◆ TEXT SHOWN:
Make sure you and your spouse know where you keep all of your important documents. If you don’t have a will, get one. If you have one, make sure you update it every three years. You should also have durable powers of attorney for health care (so that someone else can make health related decisions for you if you’re unable) and finances (so that someone else can manage your money if you can’t do it yourself.). You’ll also want to make sure you’ve named beneficiaries for your retirement accounts.
Trying to delete social media accounts for someone who has passed can be incredibly frustrating—even impossible. Jamie ran into so many roadblocks trying to get rid of Jerry’s Twitter account that she eventually gave up. (Note: There is a way to mark your Facebook account to be permanently deleted through your settings after you die … but frustratingly, you have to choose to do that while you are still living.) Jamie also didn’t know any of Jerry’s logins or passwords, and her name wasn’t on a lot of the household utility accounts. “When you have to call your Internet provider to change the billing or whatever, and you’re forced to explain what happened to your husband and provide a death certificate, the grief is really real,” Jamie says. “It’s a burden.”

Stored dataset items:

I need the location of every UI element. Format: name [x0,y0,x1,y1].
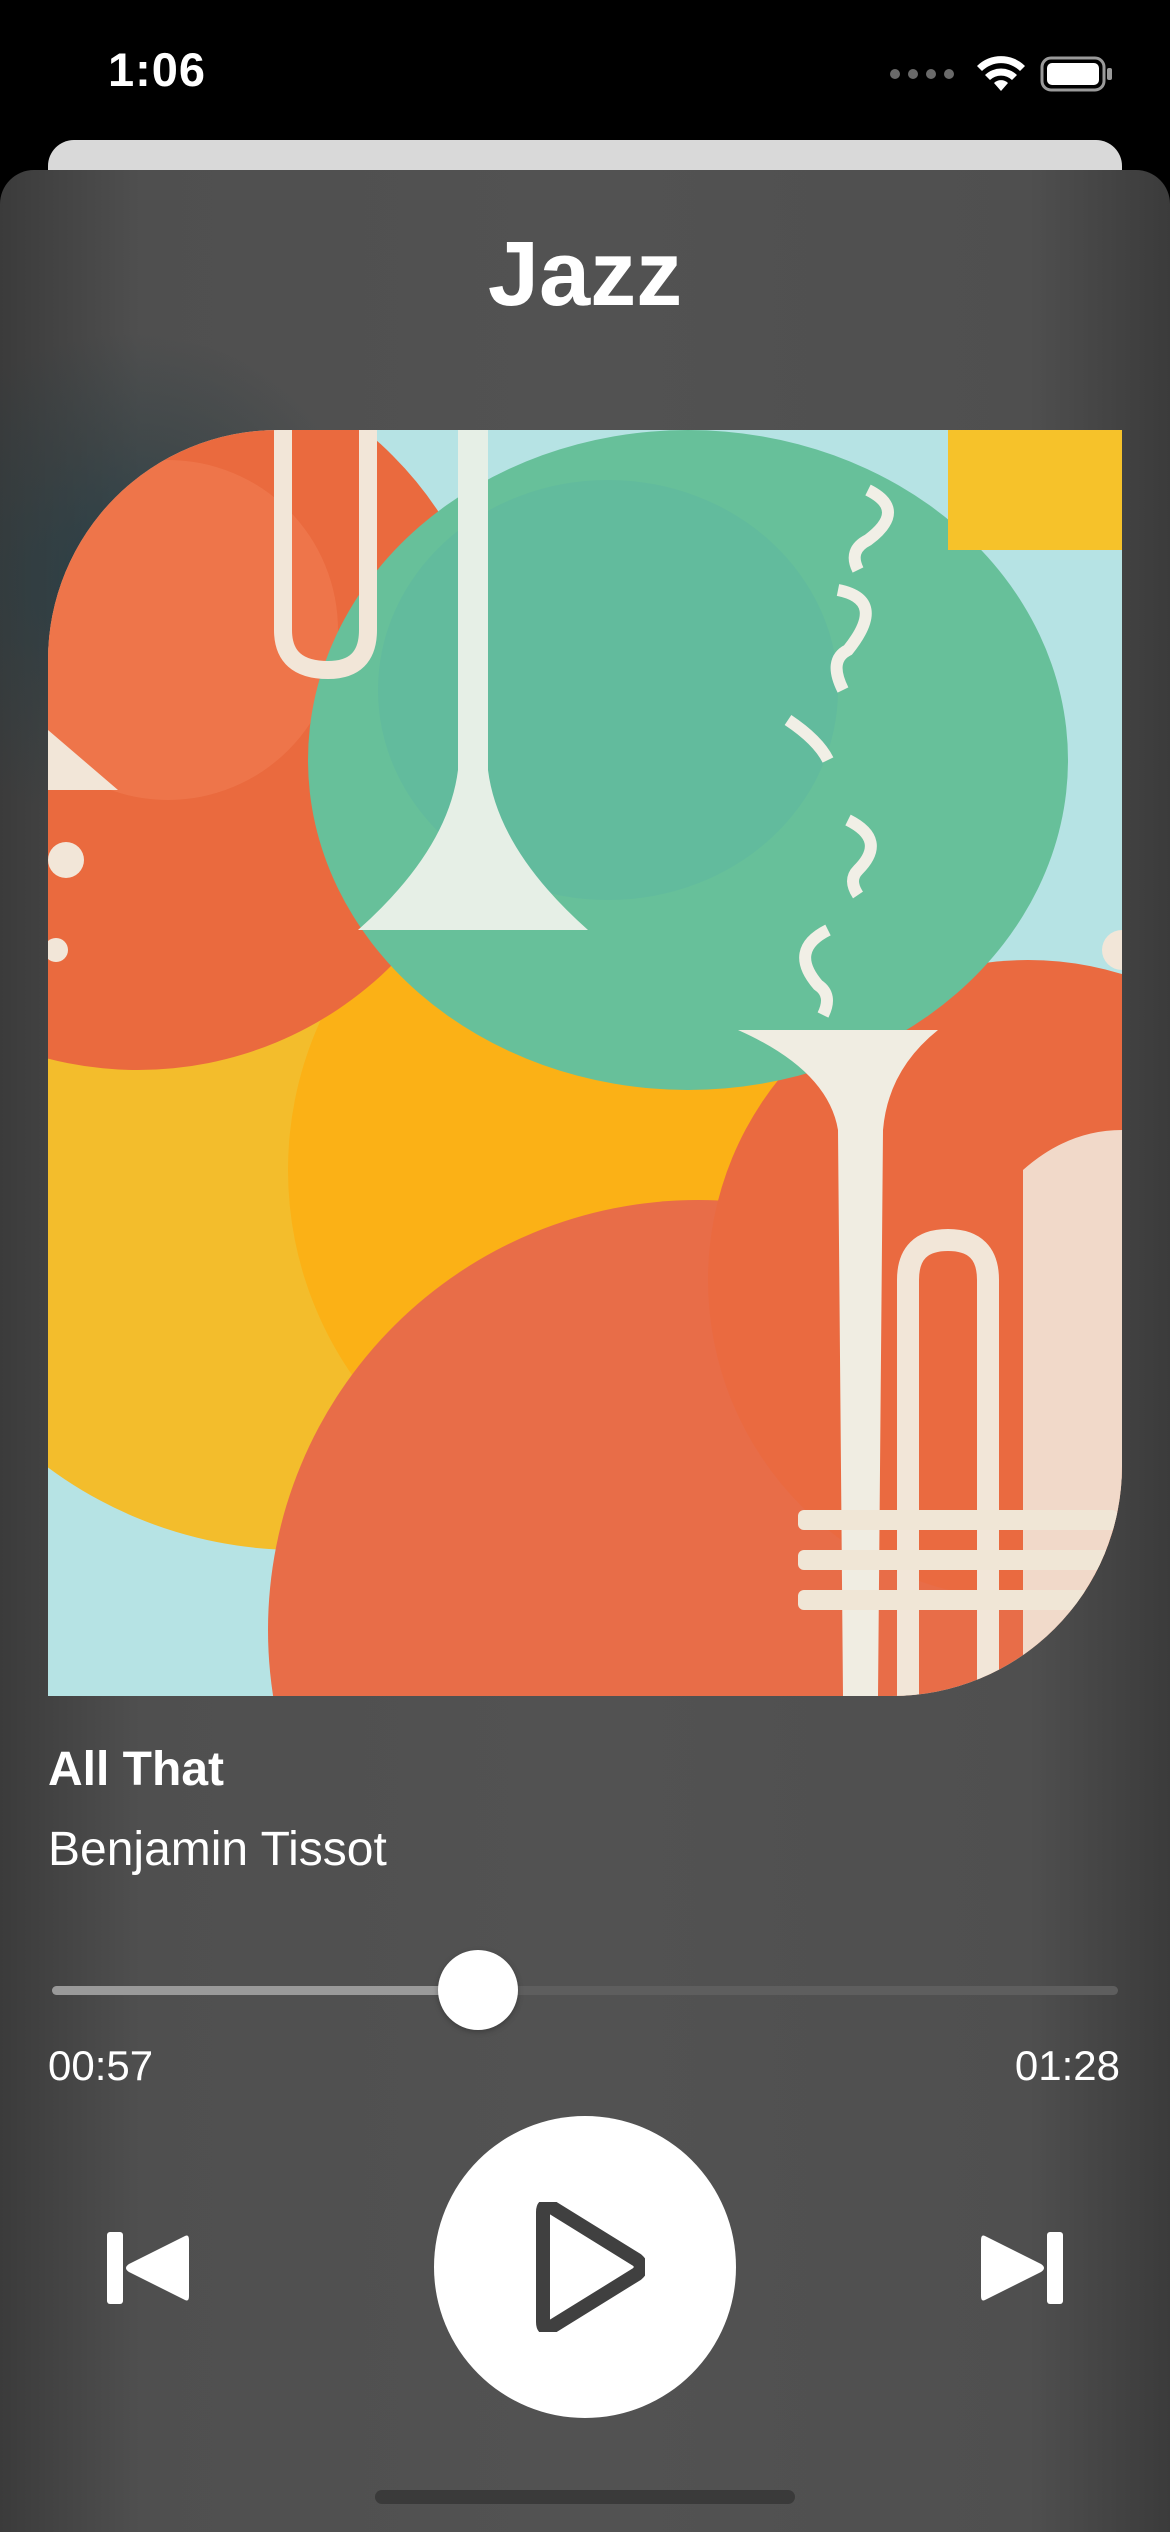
play-icon [536,2202,645,2332]
previous-track-button[interactable] [100,2220,196,2316]
progress-fill [52,1986,478,1995]
play-button[interactable] [434,2116,736,2418]
playlist-title: Jazz [487,223,683,325]
progress-slider[interactable] [52,1950,1118,2030]
screen: 1:06 Jazz All That Benjamin Tissot 00:57… [0,0,1170,2532]
battery-icon [1040,56,1112,92]
status-icons [890,52,1114,96]
total-time: 01:28 [1014,2042,1120,2089]
wifi-icon [977,56,1025,91]
player-sheet: Jazz All That Benjamin Tissot 00:57 01:2… [0,170,1170,2532]
cellular-dots-icon [890,69,954,79]
progress-thumb[interactable] [438,1950,518,2030]
elapsed-time: 00:57 [48,2042,154,2089]
home-indicator[interactable] [375,2490,795,2504]
skip-back-icon [107,2232,189,2304]
track-artist: Benjamin Tissot [48,1823,387,1876]
status-time: 1:06 [108,43,207,96]
album-artwork [48,430,1122,1696]
skip-forward-icon [981,2232,1063,2304]
track-title: All That [48,1743,224,1796]
status-bar: 1:06 [0,0,1170,150]
next-track-button[interactable] [974,2220,1070,2316]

◆ REQUESTS:
a: Answer these about the text on preparing for a spouse's death:
(i) How often does it say a will should be updated?
(ii) Which of Jerry's social media accounts did Jamie eventually give up trying to delete?
(iii) What did Jamie have to provide when calling the Internet provider?
b: Carry the text on preparing for a spouse's death further, picking up right after its last sentence.

◆ FINAL ANSWERS:
a:
(i) Every three years.
(ii) His Twitter account.
(iii) A death certificate.

b:
Wyand suggests downloading an app (like LastPass or 1Password) that stores the multitude of passwords you have accumulated (bank accounts, Netflix, social media, wifi, smartphone, email …). All you need is one master password to access your list. And if you can put both of your names on an account, do it. That way you won’t need to provide a death certificate for all of those household utilities like cable, internet, sewer, etc.
It’s not uncommon for couples to have separate bank accounts. However, Wyand suggests having one joint account for paying all of the monthly bills. Both of you should know how to handle the finances; don’t leave it up to just one person. Grieving a death is hard enough without freaking out about missing the monthly mortgage payment. You need to know the account numbers and passwords to all of your checking, saving, and credit card accounts … even ones you hold separately.
Jamie was the one who managed the family finances, but her name wasn’t listed as a beneficiary on a number of Jerry’s small retirement accounts from old jobs. “They’re jobs he didn’t have for very long, but I still get mail about them, five years later,” she says. “It’s a whole process to deal with them.”
Bottom line: The more openly you can communicate and the more you can plan now, the easier life will be for the loved ones you leave behind.